### Stored entries
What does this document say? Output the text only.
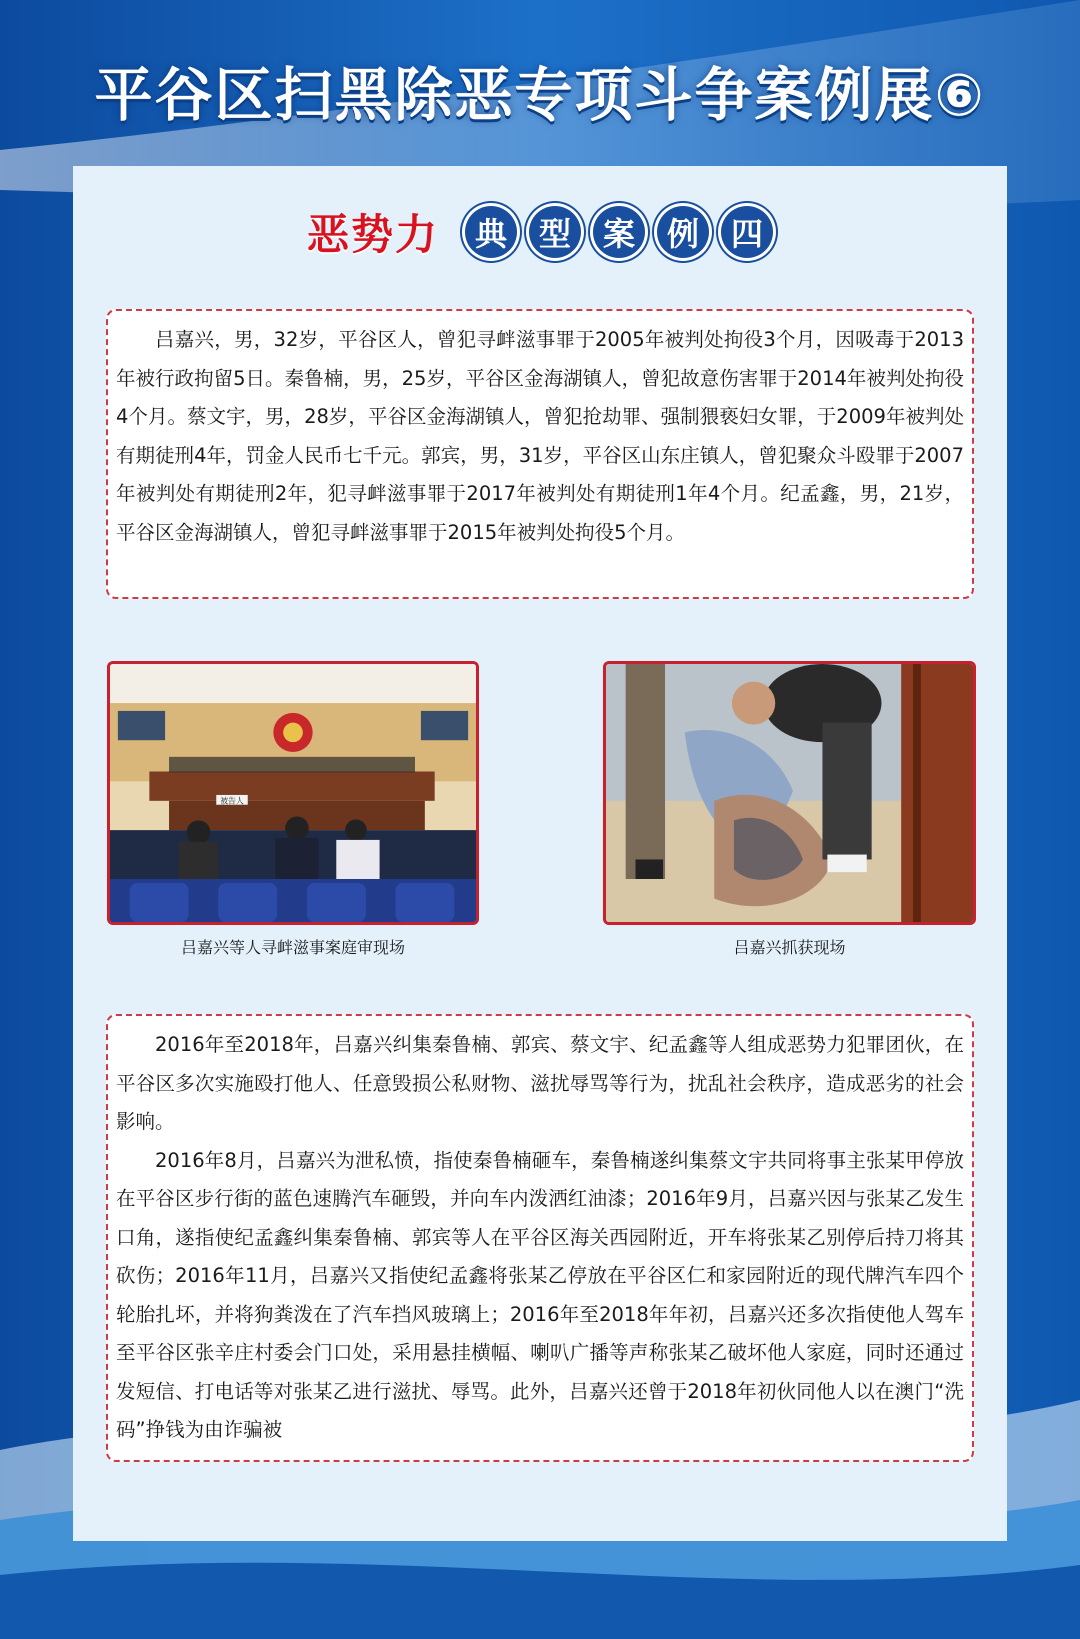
平谷区扫黑除恶专项斗争案例展⑥
恶势力	典 型 案 例 四

吕嘉兴，男，32岁，平谷区人，曾犯寻衅滋事罪于2005年被判处拘役3个月，因吸毒于2013年被行政拘留5日。秦鲁楠，男，25岁，平谷区金海湖镇人，曾犯故意伤害罪于2014年被判处拘役4个月。蔡文宇，男，28岁，平谷区金海湖镇人，曾犯抢劫罪、强制猥亵妇女罪，于2009年被判处有期徒刑4年，罚金人民币七千元。郭宾，男，31岁，平谷区山东庄镇人，曾犯聚众斗殴罪于2007年被判处有期徒刑2年，犯寻衅滋事罪于2017年被判处有期徒刑1年4个月。纪孟鑫，男，21岁，平谷区金海湖镇人，曾犯寻衅滋事罪于2015年被判处拘役5个月。

被告人
吕嘉兴等人寻衅滋事案庭审现场	吕嘉兴抓获现场

2016年至2018年，吕嘉兴纠集秦鲁楠、郭宾、蔡文宇、纪孟鑫等人组成恶势力犯罪团伙，在平谷区多次实施殴打他人、任意毁损公私财物、滋扰辱骂等行为，扰乱社会秩序，造成恶劣的社会影响。

2016年8月，吕嘉兴为泄私愤，指使秦鲁楠砸车，秦鲁楠遂纠集蔡文宇共同将事主张某甲停放在平谷区步行街的蓝色速腾汽车砸毁，并向车内泼洒红油漆；2016年9月，吕嘉兴因与张某乙发生口角，遂指使纪孟鑫纠集秦鲁楠、郭宾等人在平谷区海关西园附近，开车将张某乙别停后持刀将其砍伤；2016年11月，吕嘉兴又指使纪孟鑫将张某乙停放在平谷区仁和家园附近的现代牌汽车四个轮胎扎坏，并将狗粪泼在了汽车挡风玻璃上；2016年至2018年年初，吕嘉兴还多次指使他人驾车至平谷区张辛庄村委会门口处，采用悬挂横幅、喇叭广播等声称张某乙破坏他人家庭，同时还通过发短信、打电话等对张某乙进行滋扰、辱骂。此外，吕嘉兴还曾于2018年初伙同他人以在澳门“洗码”挣钱为由诈骗被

### WHAT TO PRODUCE
Repeat the material above verbatim. Leave the pictures behind.

### THE RESULT
What does this document say? Output the text only.
平谷区扫黑除恶专项斗争案例展⑥
恶势力	典 型 案 例 四

吕嘉兴，男，32岁，平谷区人，曾犯寻衅滋事罪于2005年被判处拘役3个月，因吸毒于2013年被行政拘留5日。秦鲁楠，男，25岁，平谷区金海湖镇人，曾犯故意伤害罪于2014年被判处拘役4个月。蔡文宇，男，28岁，平谷区金海湖镇人，曾犯抢劫罪、强制猥亵妇女罪，于2009年被判处有期徒刑4年，罚金人民币七千元。郭宾，男，31岁，平谷区山东庄镇人，曾犯聚众斗殴罪于2007年被判处有期徒刑2年，犯寻衅滋事罪于2017年被判处有期徒刑1年4个月。纪孟鑫，男，21岁，平谷区金海湖镇人，曾犯寻衅滋事罪于2015年被判处拘役5个月。

被告人
吕嘉兴等人寻衅滋事案庭审现场	吕嘉兴抓获现场

2016年至2018年，吕嘉兴纠集秦鲁楠、郭宾、蔡文宇、纪孟鑫等人组成恶势力犯罪团伙，在平谷区多次实施殴打他人、任意毁损公私财物、滋扰辱骂等行为，扰乱社会秩序，造成恶劣的社会影响。

2016年8月，吕嘉兴为泄私愤，指使秦鲁楠砸车，秦鲁楠遂纠集蔡文宇共同将事主张某甲停放在平谷区步行街的蓝色速腾汽车砸毁，并向车内泼洒红油漆；2016年9月，吕嘉兴因与张某乙发生口角，遂指使纪孟鑫纠集秦鲁楠、郭宾等人在平谷区海关西园附近，开车将张某乙别停后持刀将其砍伤；2016年11月，吕嘉兴又指使纪孟鑫将张某乙停放在平谷区仁和家园附近的现代牌汽车四个轮胎扎坏，并将狗粪泼在了汽车挡风玻璃上；2016年至2018年年初，吕嘉兴还多次指使他人驾车至平谷区张辛庄村委会门口处，采用悬挂横幅、喇叭广播等声称张某乙破坏他人家庭，同时还通过发短信、打电话等对张某乙进行滋扰、辱骂。此外，吕嘉兴还曾于2018年初伙同他人以在澳门“洗码”挣钱为由诈骗被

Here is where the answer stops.